Extracted data entries:
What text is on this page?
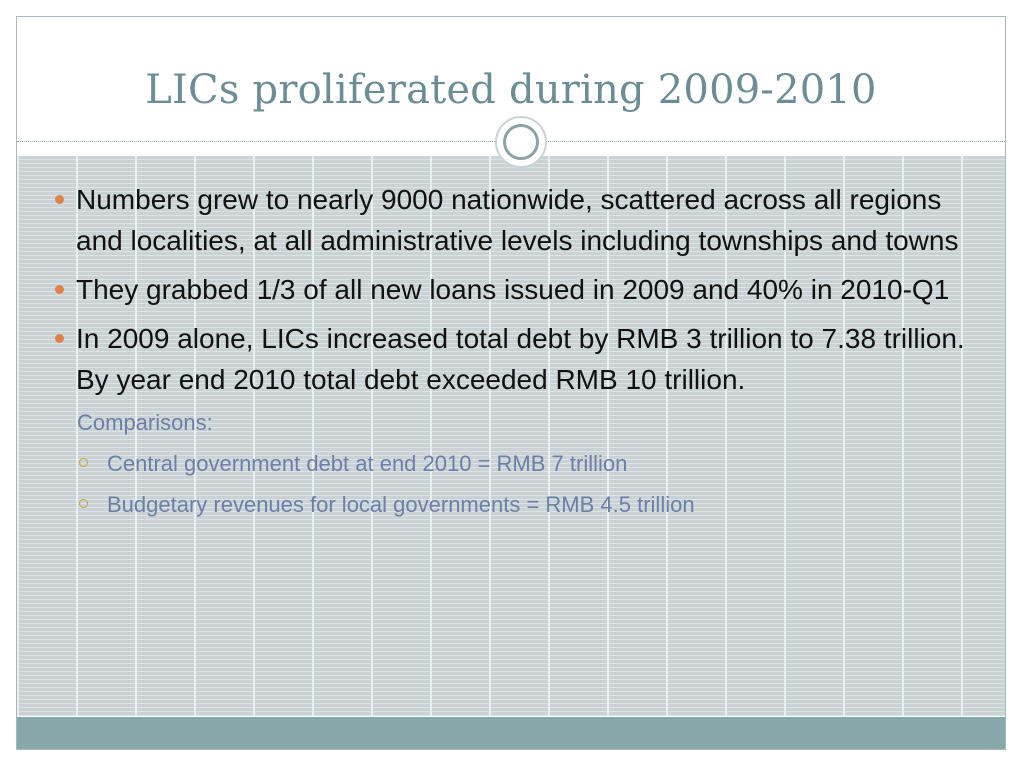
LICs proliferated during 2009-2010
Numbers grew to nearly 9000 nationwide, scattered across all regions and localities, at all administrative levels including townships and towns
They grabbed 1/3 of all new loans issued in 2009 and 40% in 2010-Q1
In 2009 alone, LICs increased total debt by RMB 3 trillion to 7.38 trillion. By year end 2010 total debt exceeded RMB 10 trillion.
Comparisons:
Central government debt at end 2010 = RMB 7 trillion
Budgetary revenues for local governments = RMB 4.5 trillion
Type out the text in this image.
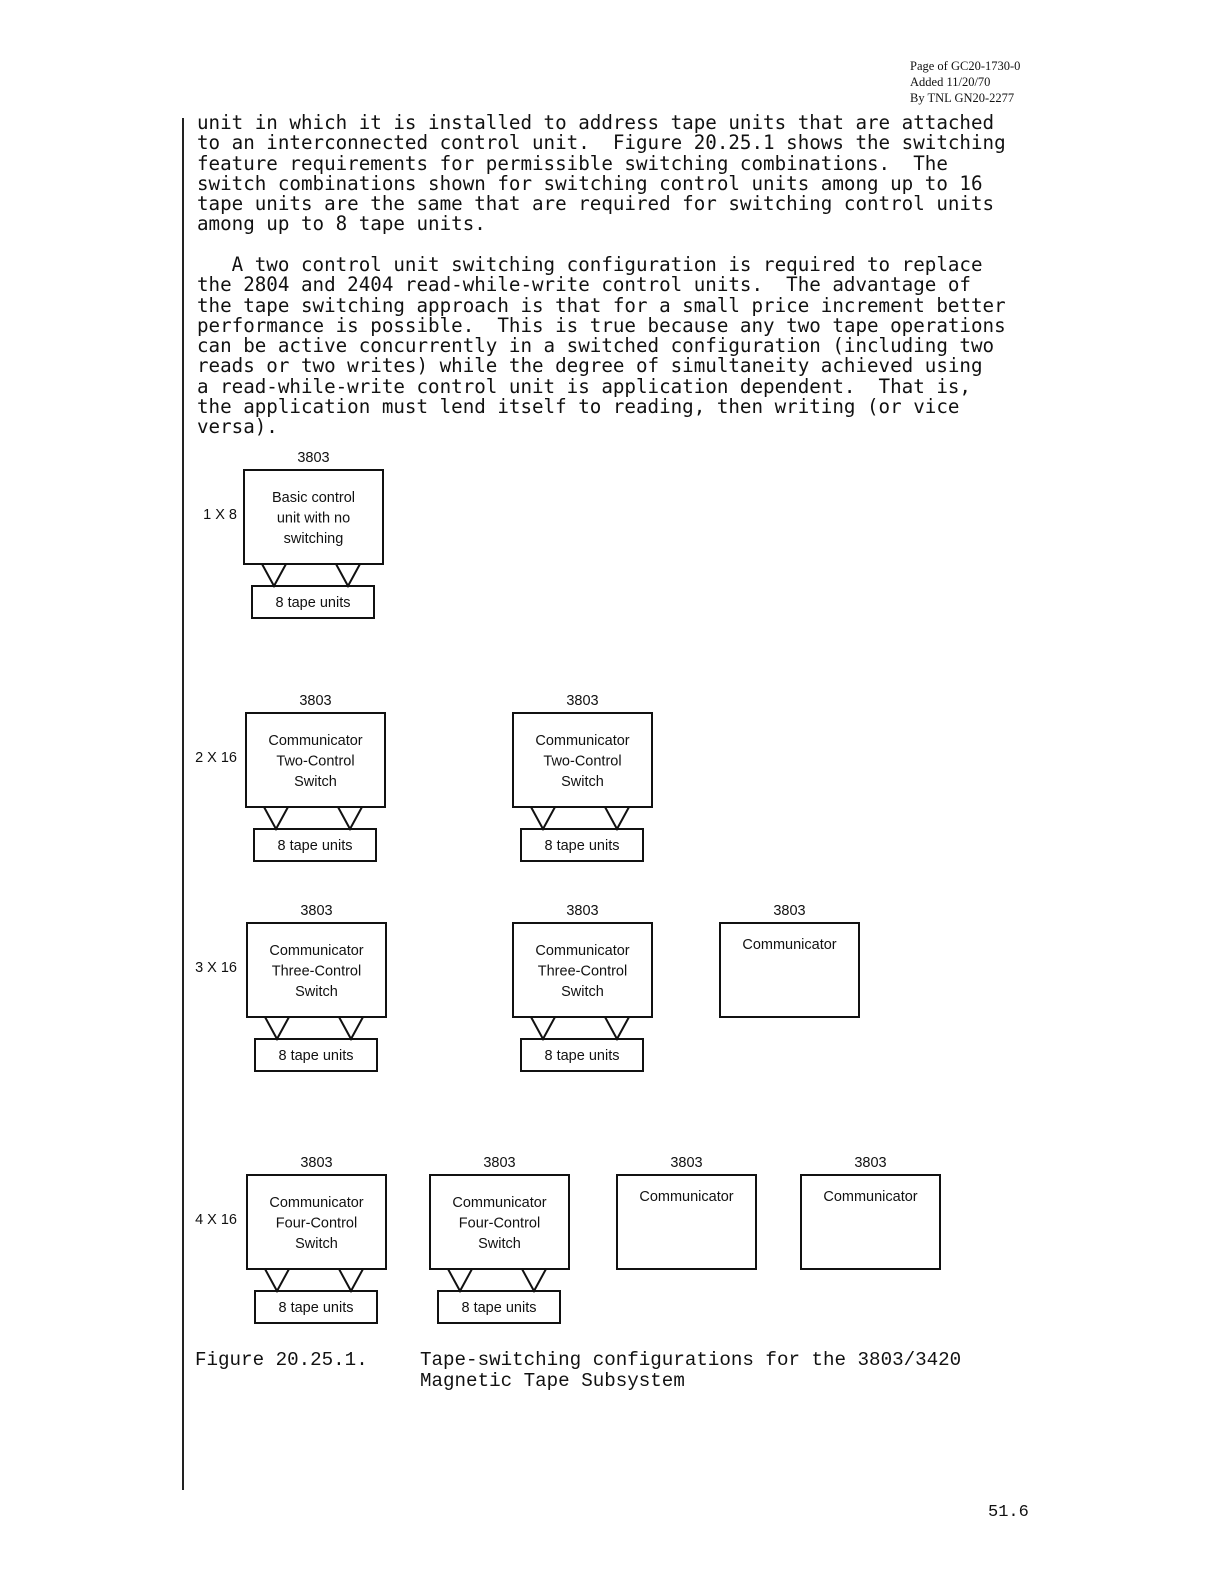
Page of GC20-1730-0
Added 11/20/70
By TNL GN20-2277
unit in which it is installed to address tape units that are attached
to an interconnected control unit.  Figure 20.25.1 shows the switching
feature requirements for permissible switching combinations.  The
switch combinations shown for switching control units among up to 16
tape units are the same that are required for switching control units
among up to 8 tape units.
A two control unit switching configuration is required to replace
the 2804 and 2404 read-while-write control units.  The advantage of
the tape switching approach is that for a small price increment better
performance is possible.  This is true because any two tape operations
can be active concurrently in a switched configuration (including two
reads or two writes) while the degree of simultaneity achieved using
a read-while-write control unit is application dependent.  That is,
the application must lend itself to reading, then writing (or vice
versa).
1 X 8
3803
Basic control
unit with no
switching
8 tape units
2 X 16
3803
Communicator
Two-Control
Switch
8 tape units
3803
Communicator
Two-Control
Switch
8 tape units
3 X 16
3803
Communicator
Three-Control
Switch
8 tape units
3803
Communicator
Three-Control
Switch
8 tape units
3803
Communicator
4 X 16
3803
Communicator
Four-Control
Switch
8 tape units
3803
Communicator
Four-Control
Switch
8 tape units
3803
Communicator
3803
Communicator
Figure 20.25.1.	Tape-switching configurations for the 3803/3420
Magnetic Tape Subsystem
51.6
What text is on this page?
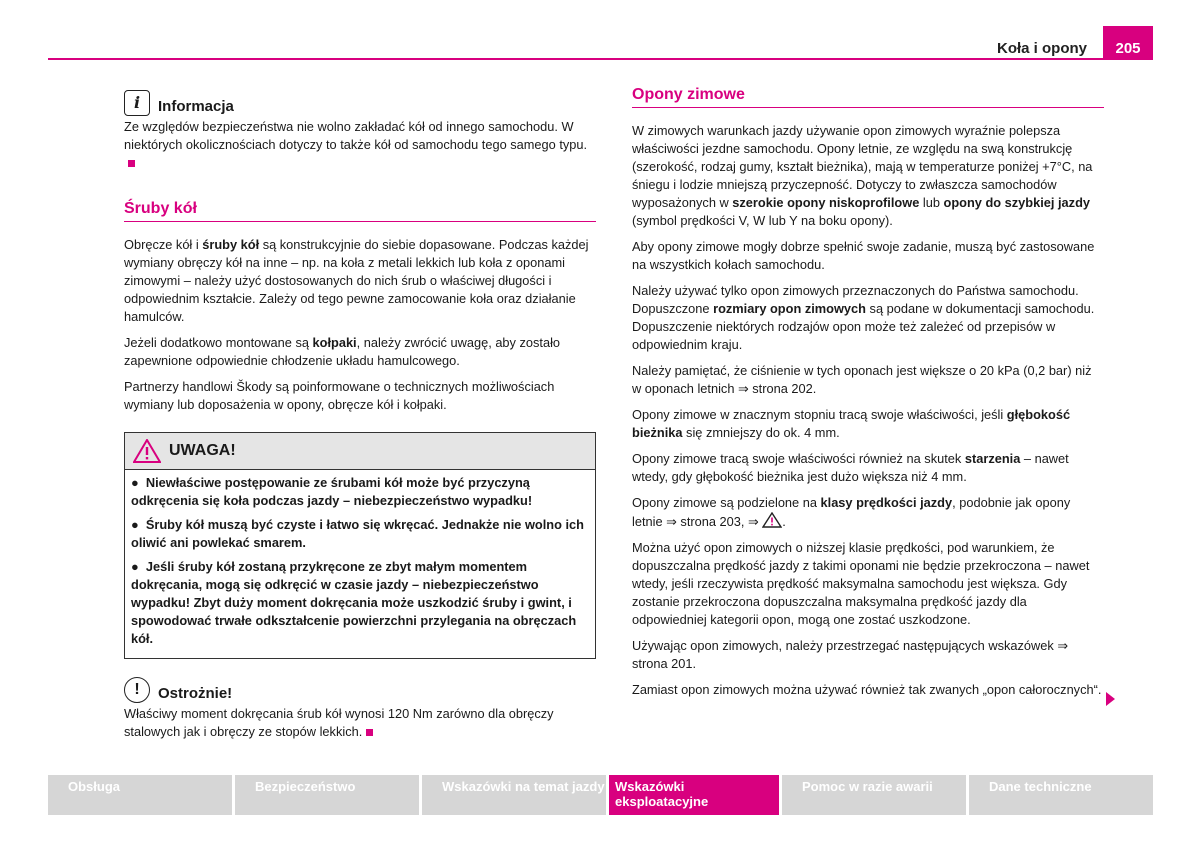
Koła i opony	205
i	Informacja

Ze względów bezpieczeństwa nie wolno zakładać kół od innego samochodu. W niektórych okolicznościach dotyczy to także kół od samochodu tego samego typu.

Śruby kół

Obręcze kół i śruby kół są konstrukcyjnie do siebie dopasowane. Podczas każdej wymiany obręczy kół na inne – np. na koła z metali lekkich lub koła z oponami zimowymi – należy użyć dostosowanych do nich śrub o właściwej długości i odpowiednim kształcie. Zależy od tego pewne zamocowanie koła oraz działanie hamulców.

Jeżeli dodatkowo montowane są kołpaki, należy zwrócić uwagę, aby zostało zapewnione odpowiednie chłodzenie układu hamulcowego.

Partnerzy handlowi Škody są poinformowane o technicznych możliwościach wymiany lub doposażenia w opony, obręcze kół i kołpaki.

UWAGA!

●  Niewłaściwe postępowanie ze śrubami kół może być przyczyną odkręcenia się koła podczas jazdy – niebezpieczeństwo wypadku!

●  Śruby kół muszą być czyste i łatwo się wkręcać. Jednakże nie wolno ich oliwić ani powlekać smarem.

●  Jeśli śruby kół zostaną przykręcone ze zbyt małym momentem dokręcania, mogą się odkręcić w czasie jazdy – niebezpieczeństwo wypadku! Zbyt duży moment dokręcania może uszkodzić śruby i gwint, i spowodować trwałe odkształcenie powierzchni przylegania na obręczach kół.

!	Ostrożnie!

Właściwy moment dokręcania śrub kół wynosi 120 Nm zarówno dla obręczy stalowych jak i obręczy ze stopów lekkich.

Opony zimowe

W zimowych warunkach jazdy używanie opon zimowych wyraźnie polepsza właściwości jezdne samochodu. Opony letnie, ze względu na swą konstrukcję (szerokość, rodzaj gumy, kształt bieżnika), mają w temperaturze poniżej +7°C, na śniegu i lodzie mniejszą przyczepność. Dotyczy to zwłaszcza samochodów wyposażonych w szerokie opony niskoprofilowe lub opony do szybkiej jazdy (symbol prędkości V, W lub Y na boku opony).

Aby opony zimowe mogły dobrze spełnić swoje zadanie, muszą być zastosowane na wszystkich kołach samochodu.

Należy używać tylko opon zimowych przeznaczonych do Państwa samochodu. Dopuszczone rozmiary opon zimowych są podane w dokumentacji samochodu. Dopuszczenie niektórych rodzajów opon może też zależeć od przepisów w odpowiednim kraju.

Należy pamiętać, że ciśnienie w tych oponach jest większe o 20 kPa (0,2 bar) niż w oponach letnich ⇒ strona 202.

Opony zimowe w znacznym stopniu tracą swoje właściwości, jeśli głębokość bieżnika się zmniejszy do ok. 4 mm.

Opony zimowe tracą swoje właściwości również na skutek starzenia – nawet wtedy, gdy głębokość bieżnika jest dużo większa niż 4 mm.

Opony zimowe są podzielone na klasy prędkości jazdy, podobnie jak opony letnie ⇒ strona 203, ⇒ .

Można użyć opon zimowych o niższej klasie prędkości, pod warunkiem, że dopuszczalna prędkość jazdy z takimi oponami nie będzie przekroczona – nawet wtedy, jeśli rzeczywista prędkość maksymalna samochodu jest większa. Gdy zostanie przekroczona dopuszczalna maksymalna prędkość jazdy dla odpowiedniej kategorii opon, mogą one zostać uszkodzone.

Używając opon zimowych, należy przestrzegać następujących wskazówek ⇒ strona 201.

Zamiast opon zimowych można używać również tak zwanych „opon całorocznych“.

Obsługa	Bezpieczeństwo	Wskazówki na temat jazdy Wskazówki eksploatacyjne
Pomoc w razie awarii	Dane techniczne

▸ **WHAT IS REQUIRED**
Give all the lines above again, character for character, without pictures.

▸ **RESULT OF THE EXERCISE**
What text is on this page?
LICs proliferated during 2009-2010
Numbers grew to nearly 9000 nationwide, scattered across all regions and localities, at all administrative levels including townships and towns
They grabbed 1/3 of all new loans issued in 2009 and 40% in 2010-Q1
In 2009 alone, LICs increased total debt by RMB 3 trillion to 7.38 trillion. By year end 2010 total debt exceeded RMB 10 trillion.
Comparisons:
Central government debt at end 2010 = RMB 7 trillion
Budgetary revenues for local governments = RMB 4.5 trillion
Type out the text in this image.
Page of GC20-1730-0
Added 11/20/70
By TNL GN20-2277
unit in which it is installed to address tape units that are attached
to an interconnected control unit.  Figure 20.25.1 shows the switching
feature requirements for permissible switching combinations.  The
switch combinations shown for switching control units among up to 16
tape units are the same that are required for switching control units
among up to 8 tape units.
A two control unit switching configuration is required to replace
the 2804 and 2404 read-while-write control units.  The advantage of
the tape switching approach is that for a small price increment better
performance is possible.  This is true because any two tape operations
can be active concurrently in a switched configuration (including two
reads or two writes) while the degree of simultaneity achieved using
a read-while-write control unit is application dependent.  That is,
the application must lend itself to reading, then writing (or vice
versa).
1 X 8
3803
Basic control
unit with no
switching
8 tape units
2 X 16
3803
Communicator
Two-Control
Switch
8 tape units
3803
Communicator
Two-Control
Switch
8 tape units
3 X 16
3803
Communicator
Three-Control
Switch
8 tape units
3803
Communicator
Three-Control
Switch
8 tape units
3803
Communicator
4 X 16
3803
Communicator
Four-Control
Switch
8 tape units
3803
Communicator
Four-Control
Switch
8 tape units
3803
Communicator
3803
Communicator
Figure 20.25.1.	Tape-switching configurations for the 3803/3420
Magnetic Tape Subsystem
51.6
What text is on this page?
Koła i opony	205
i	Informacja

Ze względów bezpieczeństwa nie wolno zakładać kół od innego samochodu. W niektórych okolicznościach dotyczy to także kół od samochodu tego samego typu.

Śruby kół

Obręcze kół i śruby kół są konstrukcyjnie do siebie dopasowane. Podczas każdej wymiany obręczy kół na inne – np. na koła z metali lekkich lub koła z oponami zimowymi – należy użyć dostosowanych do nich śrub o właściwej długości i odpowiednim kształcie. Zależy od tego pewne zamocowanie koła oraz działanie hamulców.

Jeżeli dodatkowo montowane są kołpaki, należy zwrócić uwagę, aby zostało zapewnione odpowiednie chłodzenie układu hamulcowego.

Partnerzy handlowi Škody są poinformowane o technicznych możliwościach wymiany lub doposażenia w opony, obręcze kół i kołpaki.

UWAGA!

●  Niewłaściwe postępowanie ze śrubami kół może być przyczyną odkręcenia się koła podczas jazdy – niebezpieczeństwo wypadku!

●  Śruby kół muszą być czyste i łatwo się wkręcać. Jednakże nie wolno ich oliwić ani powlekać smarem.

●  Jeśli śruby kół zostaną przykręcone ze zbyt małym momentem dokręcania, mogą się odkręcić w czasie jazdy – niebezpieczeństwo wypadku! Zbyt duży moment dokręcania może uszkodzić śruby i gwint, i spowodować trwałe odkształcenie powierzchni przylegania na obręczach kół.

!	Ostrożnie!

Właściwy moment dokręcania śrub kół wynosi 120 Nm zarówno dla obręczy stalowych jak i obręczy ze stopów lekkich.

Opony zimowe

W zimowych warunkach jazdy używanie opon zimowych wyraźnie polepsza właściwości jezdne samochodu. Opony letnie, ze względu na swą konstrukcję (szerokość, rodzaj gumy, kształt bieżnika), mają w temperaturze poniżej +7°C, na śniegu i lodzie mniejszą przyczepność. Dotyczy to zwłaszcza samochodów wyposażonych w szerokie opony niskoprofilowe lub opony do szybkiej jazdy (symbol prędkości V, W lub Y na boku opony).

Aby opony zimowe mogły dobrze spełnić swoje zadanie, muszą być zastosowane na wszystkich kołach samochodu.

Należy używać tylko opon zimowych przeznaczonych do Państwa samochodu. Dopuszczone rozmiary opon zimowych są podane w dokumentacji samochodu. Dopuszczenie niektórych rodzajów opon może też zależeć od przepisów w odpowiednim kraju.

Należy pamiętać, że ciśnienie w tych oponach jest większe o 20 kPa (0,2 bar) niż w oponach letnich ⇒ strona 202.

Opony zimowe w znacznym stopniu tracą swoje właściwości, jeśli głębokość bieżnika się zmniejszy do ok. 4 mm.

Opony zimowe tracą swoje właściwości również na skutek starzenia – nawet wtedy, gdy głębokość bieżnika jest dużo większa niż 4 mm.

Opony zimowe są podzielone na klasy prędkości jazdy, podobnie jak opony letnie ⇒ strona 203, ⇒ .

Można użyć opon zimowych o niższej klasie prędkości, pod warunkiem, że dopuszczalna prędkość jazdy z takimi oponami nie będzie przekroczona – nawet wtedy, jeśli rzeczywista prędkość maksymalna samochodu jest większa. Gdy zostanie przekroczona dopuszczalna maksymalna prędkość jazdy dla odpowiedniej kategorii opon, mogą one zostać uszkodzone.

Używając opon zimowych, należy przestrzegać następujących wskazówek ⇒ strona 201.

Zamiast opon zimowych można używać również tak zwanych „opon całorocznych“.

Obsługa	Bezpieczeństwo	Wskazówki na temat jazdy Wskazówki eksploatacyjne
Pomoc w razie awarii	Dane techniczne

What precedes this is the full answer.